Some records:
══════
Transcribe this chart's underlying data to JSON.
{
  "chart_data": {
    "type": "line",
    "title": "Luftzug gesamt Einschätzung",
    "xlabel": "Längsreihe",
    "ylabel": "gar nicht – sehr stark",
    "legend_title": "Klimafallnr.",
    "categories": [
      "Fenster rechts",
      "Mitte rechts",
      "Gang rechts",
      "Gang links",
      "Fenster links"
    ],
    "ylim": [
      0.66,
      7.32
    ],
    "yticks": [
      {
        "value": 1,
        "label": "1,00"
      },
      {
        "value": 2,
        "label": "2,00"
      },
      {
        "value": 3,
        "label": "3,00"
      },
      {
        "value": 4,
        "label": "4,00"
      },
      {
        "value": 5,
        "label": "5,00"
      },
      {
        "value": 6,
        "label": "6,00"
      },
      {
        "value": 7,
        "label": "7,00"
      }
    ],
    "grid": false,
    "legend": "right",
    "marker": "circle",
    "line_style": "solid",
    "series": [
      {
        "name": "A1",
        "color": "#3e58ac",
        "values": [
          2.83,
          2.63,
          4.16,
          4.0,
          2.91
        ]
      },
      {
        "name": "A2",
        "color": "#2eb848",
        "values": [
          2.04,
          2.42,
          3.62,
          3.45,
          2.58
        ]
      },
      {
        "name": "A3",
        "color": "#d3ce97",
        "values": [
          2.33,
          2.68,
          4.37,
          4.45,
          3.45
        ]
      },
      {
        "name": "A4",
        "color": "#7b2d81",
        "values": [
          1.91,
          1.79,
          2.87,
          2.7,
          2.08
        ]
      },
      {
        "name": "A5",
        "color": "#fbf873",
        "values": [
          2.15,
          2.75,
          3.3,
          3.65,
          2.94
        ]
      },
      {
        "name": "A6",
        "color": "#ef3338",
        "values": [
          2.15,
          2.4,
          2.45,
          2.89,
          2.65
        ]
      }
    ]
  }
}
══════
[PROBLEM REQUIREMENTS]:
Copy out each line exactly.

[FINISHED TASK]:
Transcribe this chart's underlying data to JSON.
{
  "chart_data": {
    "type": "line",
    "title": "Luftzug gesamt Einschätzung",
    "xlabel": "Längsreihe",
    "ylabel": "gar nicht – sehr stark",
    "legend_title": "Klimafallnr.",
    "categories": [
      "Fenster rechts",
      "Mitte rechts",
      "Gang rechts",
      "Gang links",
      "Fenster links"
    ],
    "ylim": [
      0.66,
      7.32
    ],
    "yticks": [
      {
        "value": 1,
        "label": "1,00"
      },
      {
        "value": 2,
        "label": "2,00"
      },
      {
        "value": 3,
        "label": "3,00"
      },
      {
        "value": 4,
        "label": "4,00"
      },
      {
        "value": 5,
        "label": "5,00"
      },
      {
        "value": 6,
        "label": "6,00"
      },
      {
        "value": 7,
        "label": "7,00"
      }
    ],
    "grid": false,
    "legend": "right",
    "marker": "circle",
    "line_style": "solid",
    "series": [
      {
        "name": "A1",
        "color": "#3e58ac",
        "values": [
          2.83,
          2.63,
          4.16,
          4.0,
          2.91
        ]
      },
      {
        "name": "A2",
        "color": "#2eb848",
        "values": [
          2.04,
          2.42,
          3.62,
          3.45,
          2.58
        ]
      },
      {
        "name": "A3",
        "color": "#d3ce97",
        "values": [
          2.33,
          2.68,
          4.37,
          4.45,
          3.45
        ]
      },
      {
        "name": "A4",
        "color": "#7b2d81",
        "values": [
          1.91,
          1.79,
          2.87,
          2.7,
          2.08
        ]
      },
      {
        "name": "A5",
        "color": "#fbf873",
        "values": [
          2.15,
          2.75,
          3.3,
          3.65,
          2.94
        ]
      },
      {
        "name": "A6",
        "color": "#ef3338",
        "values": [
          2.15,
          2.4,
          2.45,
          2.89,
          2.65
        ]
      }
    ]
  }
}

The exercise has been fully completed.